-- Opening Marker --

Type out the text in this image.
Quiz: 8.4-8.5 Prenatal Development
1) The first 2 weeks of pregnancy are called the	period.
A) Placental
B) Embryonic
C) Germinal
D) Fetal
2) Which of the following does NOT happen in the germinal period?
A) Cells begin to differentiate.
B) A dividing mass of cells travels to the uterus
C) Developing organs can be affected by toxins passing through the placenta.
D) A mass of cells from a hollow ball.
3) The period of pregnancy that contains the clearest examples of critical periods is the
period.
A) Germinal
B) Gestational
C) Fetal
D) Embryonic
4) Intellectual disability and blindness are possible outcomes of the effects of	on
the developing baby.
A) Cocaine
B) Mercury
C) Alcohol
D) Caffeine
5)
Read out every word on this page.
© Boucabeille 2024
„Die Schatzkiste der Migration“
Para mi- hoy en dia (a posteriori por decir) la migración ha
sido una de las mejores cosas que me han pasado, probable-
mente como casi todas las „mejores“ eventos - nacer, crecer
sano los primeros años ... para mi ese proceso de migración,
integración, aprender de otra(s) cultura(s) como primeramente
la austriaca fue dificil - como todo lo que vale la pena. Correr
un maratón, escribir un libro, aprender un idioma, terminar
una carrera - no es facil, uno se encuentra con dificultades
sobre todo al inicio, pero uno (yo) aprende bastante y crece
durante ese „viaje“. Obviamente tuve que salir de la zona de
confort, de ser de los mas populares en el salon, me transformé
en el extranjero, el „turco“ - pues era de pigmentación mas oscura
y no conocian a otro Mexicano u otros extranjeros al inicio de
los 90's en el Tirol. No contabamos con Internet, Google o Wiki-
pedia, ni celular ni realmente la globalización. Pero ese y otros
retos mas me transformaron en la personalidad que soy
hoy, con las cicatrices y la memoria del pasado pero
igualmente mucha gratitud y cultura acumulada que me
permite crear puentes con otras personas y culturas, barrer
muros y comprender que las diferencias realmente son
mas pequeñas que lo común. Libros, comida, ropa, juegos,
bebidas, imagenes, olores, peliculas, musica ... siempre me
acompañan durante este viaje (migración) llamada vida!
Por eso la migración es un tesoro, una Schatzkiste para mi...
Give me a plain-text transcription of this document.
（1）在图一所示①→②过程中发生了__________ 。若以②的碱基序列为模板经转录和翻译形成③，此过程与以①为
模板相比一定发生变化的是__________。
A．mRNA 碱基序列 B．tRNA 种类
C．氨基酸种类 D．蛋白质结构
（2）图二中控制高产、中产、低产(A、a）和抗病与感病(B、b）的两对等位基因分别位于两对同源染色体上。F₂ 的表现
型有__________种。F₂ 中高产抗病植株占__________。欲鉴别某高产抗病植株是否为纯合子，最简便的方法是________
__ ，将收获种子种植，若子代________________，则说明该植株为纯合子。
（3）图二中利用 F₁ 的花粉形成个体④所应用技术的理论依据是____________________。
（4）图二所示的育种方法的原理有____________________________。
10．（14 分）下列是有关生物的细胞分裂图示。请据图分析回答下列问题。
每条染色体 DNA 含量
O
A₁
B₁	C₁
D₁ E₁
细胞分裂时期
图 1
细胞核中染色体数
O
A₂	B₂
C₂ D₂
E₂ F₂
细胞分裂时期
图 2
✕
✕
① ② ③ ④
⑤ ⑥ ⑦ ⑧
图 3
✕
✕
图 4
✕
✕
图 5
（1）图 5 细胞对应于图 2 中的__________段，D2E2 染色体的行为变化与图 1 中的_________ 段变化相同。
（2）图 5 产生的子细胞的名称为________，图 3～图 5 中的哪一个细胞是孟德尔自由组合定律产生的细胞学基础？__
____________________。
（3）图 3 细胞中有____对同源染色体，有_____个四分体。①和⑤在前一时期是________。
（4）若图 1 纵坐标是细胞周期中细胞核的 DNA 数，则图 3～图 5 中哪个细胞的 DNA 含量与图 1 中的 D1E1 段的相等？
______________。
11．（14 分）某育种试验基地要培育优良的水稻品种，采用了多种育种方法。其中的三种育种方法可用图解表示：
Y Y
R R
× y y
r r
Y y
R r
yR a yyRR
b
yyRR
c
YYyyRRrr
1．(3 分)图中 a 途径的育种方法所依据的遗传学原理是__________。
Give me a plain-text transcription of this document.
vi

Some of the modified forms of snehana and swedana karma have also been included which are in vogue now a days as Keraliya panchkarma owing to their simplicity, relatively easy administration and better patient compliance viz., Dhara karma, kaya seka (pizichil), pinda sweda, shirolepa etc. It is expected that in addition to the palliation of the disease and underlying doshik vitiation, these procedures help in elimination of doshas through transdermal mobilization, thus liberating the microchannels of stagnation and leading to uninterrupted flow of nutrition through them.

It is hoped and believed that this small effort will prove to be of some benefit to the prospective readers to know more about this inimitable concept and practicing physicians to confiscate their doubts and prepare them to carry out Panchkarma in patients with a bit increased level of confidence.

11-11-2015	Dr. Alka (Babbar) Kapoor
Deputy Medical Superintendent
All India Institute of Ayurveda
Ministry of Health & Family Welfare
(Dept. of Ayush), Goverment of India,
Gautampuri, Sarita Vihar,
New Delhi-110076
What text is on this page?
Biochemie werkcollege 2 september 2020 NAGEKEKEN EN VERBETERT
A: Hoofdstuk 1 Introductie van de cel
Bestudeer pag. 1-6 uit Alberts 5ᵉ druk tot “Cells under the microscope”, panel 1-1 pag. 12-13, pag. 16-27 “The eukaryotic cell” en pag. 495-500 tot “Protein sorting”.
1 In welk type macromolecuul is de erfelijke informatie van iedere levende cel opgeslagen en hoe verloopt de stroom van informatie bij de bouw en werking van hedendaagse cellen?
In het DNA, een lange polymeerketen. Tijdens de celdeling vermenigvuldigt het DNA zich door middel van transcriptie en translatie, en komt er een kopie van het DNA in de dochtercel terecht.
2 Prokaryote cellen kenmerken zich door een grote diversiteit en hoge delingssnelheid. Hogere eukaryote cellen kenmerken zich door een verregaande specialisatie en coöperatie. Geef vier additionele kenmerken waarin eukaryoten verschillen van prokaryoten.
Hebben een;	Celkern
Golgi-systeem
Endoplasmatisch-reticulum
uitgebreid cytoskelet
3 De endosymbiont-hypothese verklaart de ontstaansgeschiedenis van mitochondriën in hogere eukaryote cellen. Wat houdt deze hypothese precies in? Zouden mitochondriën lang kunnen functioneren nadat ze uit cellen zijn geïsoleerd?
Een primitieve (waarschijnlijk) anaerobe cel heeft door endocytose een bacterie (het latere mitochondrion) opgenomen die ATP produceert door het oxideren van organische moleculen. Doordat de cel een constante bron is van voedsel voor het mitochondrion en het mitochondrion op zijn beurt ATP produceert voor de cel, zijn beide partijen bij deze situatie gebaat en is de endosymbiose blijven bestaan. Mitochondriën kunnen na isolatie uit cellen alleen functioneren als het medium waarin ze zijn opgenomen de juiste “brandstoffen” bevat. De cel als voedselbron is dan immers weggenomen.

-- Closing Marker --

WHAT TO PRODUCE – Restate the records in full, keeping every word as it is.

EXERCISE RESPONSE –
Type out the text in this image.
Quiz: 8.4-8.5 Prenatal Development
1) The first 2 weeks of pregnancy are called the	period.
A) Placental
B) Embryonic
C) Germinal
D) Fetal
2) Which of the following does NOT happen in the germinal period?
A) Cells begin to differentiate.
B) A dividing mass of cells travels to the uterus
C) Developing organs can be affected by toxins passing through the placenta.
D) A mass of cells from a hollow ball.
3) The period of pregnancy that contains the clearest examples of critical periods is the
period.
A) Germinal
B) Gestational
C) Fetal
D) Embryonic
4) Intellectual disability and blindness are possible outcomes of the effects of	on
the developing baby.
A) Cocaine
B) Mercury
C) Alcohol
D) Caffeine
5)
Read out every word on this page.
© Boucabeille 2024
„Die Schatzkiste der Migration“
Para mi- hoy en dia (a posteriori por decir) la migración ha
sido una de las mejores cosas que me han pasado, probable-
mente como casi todas las „mejores“ eventos - nacer, crecer
sano los primeros años ... para mi ese proceso de migración,
integración, aprender de otra(s) cultura(s) como primeramente
la austriaca fue dificil - como todo lo que vale la pena. Correr
un maratón, escribir un libro, aprender un idioma, terminar
una carrera - no es facil, uno se encuentra con dificultades
sobre todo al inicio, pero uno (yo) aprende bastante y crece
durante ese „viaje“. Obviamente tuve que salir de la zona de
confort, de ser de los mas populares en el salon, me transformé
en el extranjero, el „turco“ - pues era de pigmentación mas oscura
y no conocian a otro Mexicano u otros extranjeros al inicio de
los 90's en el Tirol. No contabamos con Internet, Google o Wiki-
pedia, ni celular ni realmente la globalización. Pero ese y otros
retos mas me transformaron en la personalidad que soy
hoy, con las cicatrices y la memoria del pasado pero
igualmente mucha gratitud y cultura acumulada que me
permite crear puentes con otras personas y culturas, barrer
muros y comprender que las diferencias realmente son
mas pequeñas que lo común. Libros, comida, ropa, juegos,
bebidas, imagenes, olores, peliculas, musica ... siempre me
acompañan durante este viaje (migración) llamada vida!
Por eso la migración es un tesoro, una Schatzkiste para mi...
Give me a plain-text transcription of this document.
（1）在图一所示①→②过程中发生了__________ 。若以②的碱基序列为模板经转录和翻译形成③，此过程与以①为
模板相比一定发生变化的是__________。
A．mRNA 碱基序列 B．tRNA 种类
C．氨基酸种类 D．蛋白质结构
（2）图二中控制高产、中产、低产(A、a）和抗病与感病(B、b）的两对等位基因分别位于两对同源染色体上。F₂ 的表现
型有__________种。F₂ 中高产抗病植株占__________。欲鉴别某高产抗病植株是否为纯合子，最简便的方法是________
__ ，将收获种子种植，若子代________________，则说明该植株为纯合子。
（3）图二中利用 F₁ 的花粉形成个体④所应用技术的理论依据是____________________。
（4）图二所示的育种方法的原理有____________________________。
10．（14 分）下列是有关生物的细胞分裂图示。请据图分析回答下列问题。
每条染色体 DNA 含量
O
A₁
B₁	C₁
D₁ E₁
细胞分裂时期
图 1
细胞核中染色体数
O
A₂	B₂
C₂ D₂
E₂ F₂
细胞分裂时期
图 2
✕
✕
① ② ③ ④
⑤ ⑥ ⑦ ⑧
图 3
✕
✕
图 4
✕
✕
图 5
（1）图 5 细胞对应于图 2 中的__________段，D2E2 染色体的行为变化与图 1 中的_________ 段变化相同。
（2）图 5 产生的子细胞的名称为________，图 3～图 5 中的哪一个细胞是孟德尔自由组合定律产生的细胞学基础？__
____________________。
（3）图 3 细胞中有____对同源染色体，有_____个四分体。①和⑤在前一时期是________。
（4）若图 1 纵坐标是细胞周期中细胞核的 DNA 数，则图 3～图 5 中哪个细胞的 DNA 含量与图 1 中的 D1E1 段的相等？
______________。
11．（14 分）某育种试验基地要培育优良的水稻品种，采用了多种育种方法。其中的三种育种方法可用图解表示：
Y Y
R R
× y y
r r
Y y
R r
yR a yyRR
b
yyRR
c
YYyyRRrr
1．(3 分)图中 a 途径的育种方法所依据的遗传学原理是__________。
Give me a plain-text transcription of this document.
vi

Some of the modified forms of snehana and swedana karma have also been included which are in vogue now a days as Keraliya panchkarma owing to their simplicity, relatively easy administration and better patient compliance viz., Dhara karma, kaya seka (pizichil), pinda sweda, shirolepa etc. It is expected that in addition to the palliation of the disease and underlying doshik vitiation, these procedures help in elimination of doshas through transdermal mobilization, thus liberating the microchannels of stagnation and leading to uninterrupted flow of nutrition through them.

It is hoped and believed that this small effort will prove to be of some benefit to the prospective readers to know more about this inimitable concept and practicing physicians to confiscate their doubts and prepare them to carry out Panchkarma in patients with a bit increased level of confidence.

11-11-2015	Dr. Alka (Babbar) Kapoor
Deputy Medical Superintendent
All India Institute of Ayurveda
Ministry of Health & Family Welfare
(Dept. of Ayush), Goverment of India,
Gautampuri, Sarita Vihar,
New Delhi-110076
What text is on this page?
Biochemie werkcollege 2 september 2020 NAGEKEKEN EN VERBETERT
A: Hoofdstuk 1 Introductie van de cel
Bestudeer pag. 1-6 uit Alberts 5ᵉ druk tot “Cells under the microscope”, panel 1-1 pag. 12-13, pag. 16-27 “The eukaryotic cell” en pag. 495-500 tot “Protein sorting”.
1 In welk type macromolecuul is de erfelijke informatie van iedere levende cel opgeslagen en hoe verloopt de stroom van informatie bij de bouw en werking van hedendaagse cellen?
In het DNA, een lange polymeerketen. Tijdens de celdeling vermenigvuldigt het DNA zich door middel van transcriptie en translatie, en komt er een kopie van het DNA in de dochtercel terecht.
2 Prokaryote cellen kenmerken zich door een grote diversiteit en hoge delingssnelheid. Hogere eukaryote cellen kenmerken zich door een verregaande specialisatie en coöperatie. Geef vier additionele kenmerken waarin eukaryoten verschillen van prokaryoten.
Hebben een;	Celkern
Golgi-systeem
Endoplasmatisch-reticulum
uitgebreid cytoskelet
3 De endosymbiont-hypothese verklaart de ontstaansgeschiedenis van mitochondriën in hogere eukaryote cellen. Wat houdt deze hypothese precies in? Zouden mitochondriën lang kunnen functioneren nadat ze uit cellen zijn geïsoleerd?
Een primitieve (waarschijnlijk) anaerobe cel heeft door endocytose een bacterie (het latere mitochondrion) opgenomen die ATP produceert door het oxideren van organische moleculen. Doordat de cel een constante bron is van voedsel voor het mitochondrion en het mitochondrion op zijn beurt ATP produceert voor de cel, zijn beide partijen bij deze situatie gebaat en is de endosymbiose blijven bestaan. Mitochondriën kunnen na isolatie uit cellen alleen functioneren als het medium waarin ze zijn opgenomen de juiste “brandstoffen” bevat. De cel als voedselbron is dan immers weggenomen.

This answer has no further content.